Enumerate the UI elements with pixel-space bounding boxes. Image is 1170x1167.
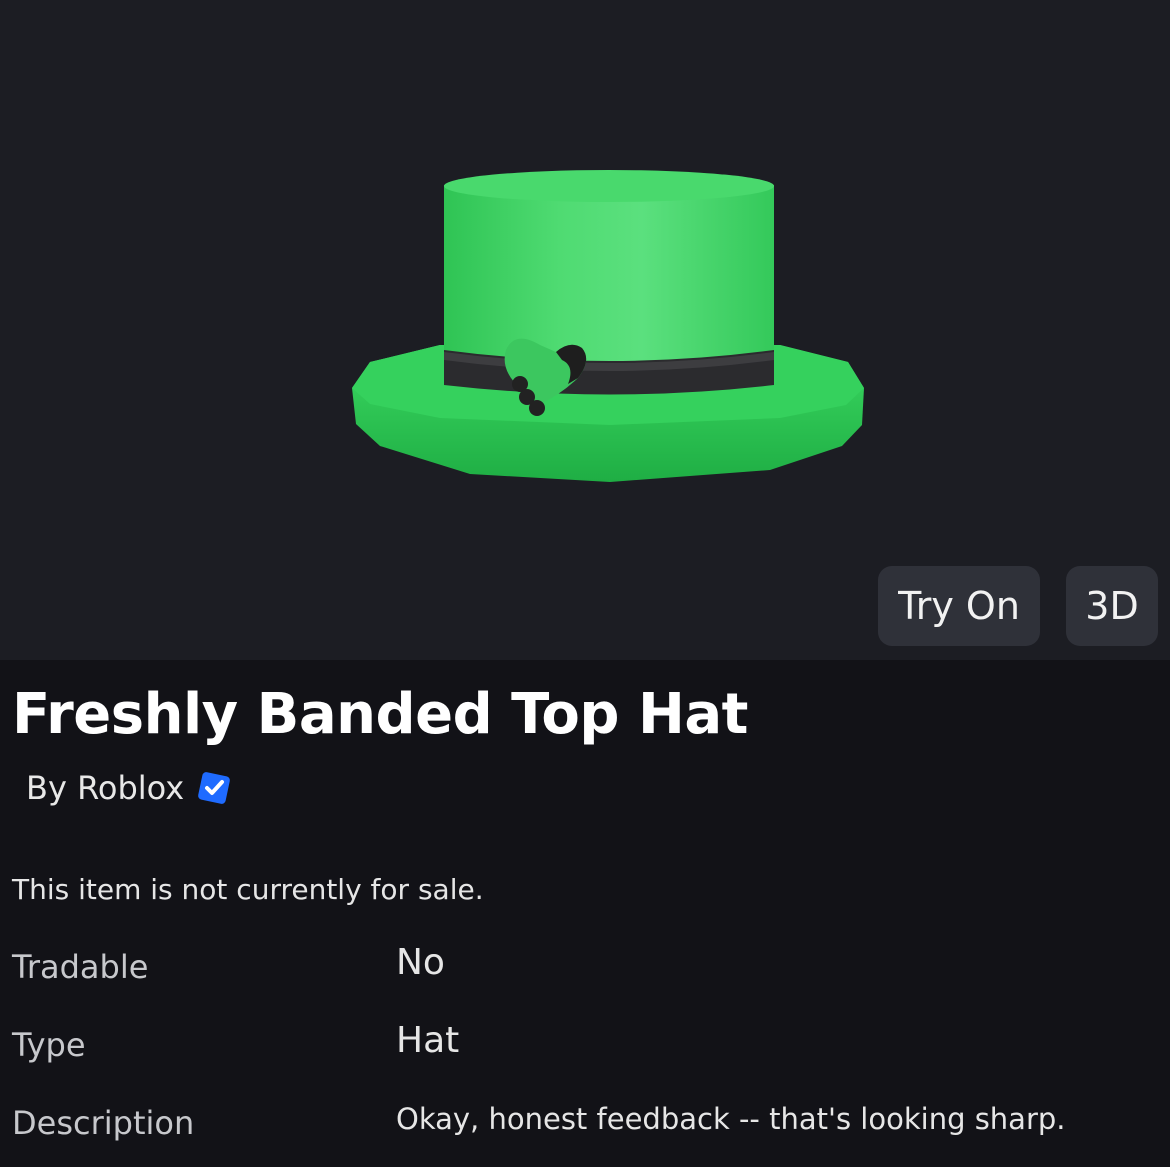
description-value: Okay, honest feedback -- that's looking … xyxy=(396,1102,1066,1136)
description-label: Description xyxy=(12,1104,195,1142)
try-on-button[interactable]: Try On xyxy=(878,566,1040,646)
type-label: Type xyxy=(12,1026,86,1064)
sale-status-text: This item is not currently for sale. xyxy=(12,873,484,906)
green-top-hat-image xyxy=(352,170,864,482)
verified-badge-icon xyxy=(198,772,231,804)
tradable-value: No xyxy=(396,942,445,983)
item-title: Freshly Banded Top Hat xyxy=(12,682,748,747)
3d-view-button[interactable]: 3D xyxy=(1066,566,1158,646)
creator-name: By Roblox xyxy=(26,769,185,807)
creator-link[interactable]: By Roblox xyxy=(26,768,234,808)
item-3d-viewer[interactable]: Try On 3D xyxy=(0,0,1170,660)
tradable-label: Tradable xyxy=(12,948,149,986)
type-value: Hat xyxy=(396,1020,460,1061)
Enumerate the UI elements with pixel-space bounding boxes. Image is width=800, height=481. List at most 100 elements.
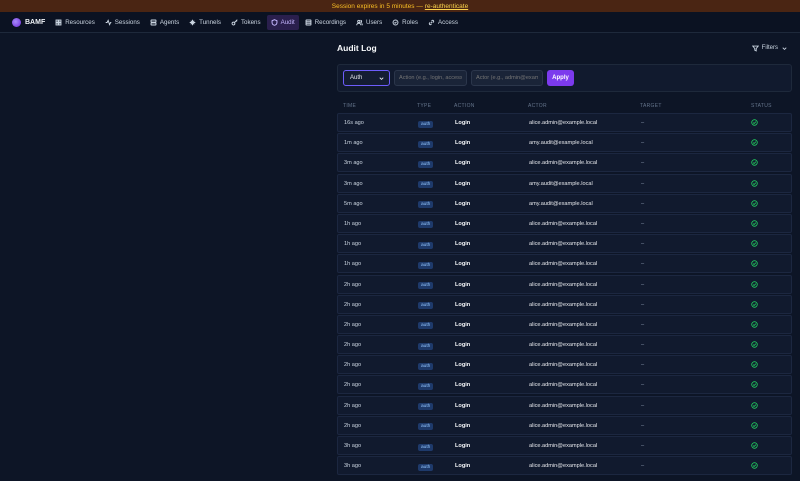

++++++

§ **Brief**
Please retype every one of the entries above word for word, leaving out the pictures.

§ **Written response**
Enumerate the UI elements with pixel-space bounding boxes. Image is 1170x1167.
description-value: Okay, honest feedback -- that's looking … xyxy=(396,1102,1066,1136)
description-label: Description xyxy=(12,1104,195,1142)
try-on-button[interactable]: Try On xyxy=(878,566,1040,646)
type-label: Type xyxy=(12,1026,86,1064)
sale-status-text: This item is not currently for sale. xyxy=(12,873,484,906)
green-top-hat-image xyxy=(352,170,864,482)
verified-badge-icon xyxy=(198,772,231,804)
tradable-value: No xyxy=(396,942,445,983)
item-title: Freshly Banded Top Hat xyxy=(12,682,748,747)
3d-view-button[interactable]: 3D xyxy=(1066,566,1158,646)
creator-name: By Roblox xyxy=(26,769,185,807)
creator-link[interactable]: By Roblox xyxy=(26,768,234,808)
item-3d-viewer[interactable]: Try On 3D xyxy=(0,0,1170,660)
tradable-label: Tradable xyxy=(12,948,149,986)
type-value: Hat xyxy=(396,1020,460,1061)
Enumerate the UI elements with pixel-space bounding boxes. Image is width=800, height=481. List at most 100 elements.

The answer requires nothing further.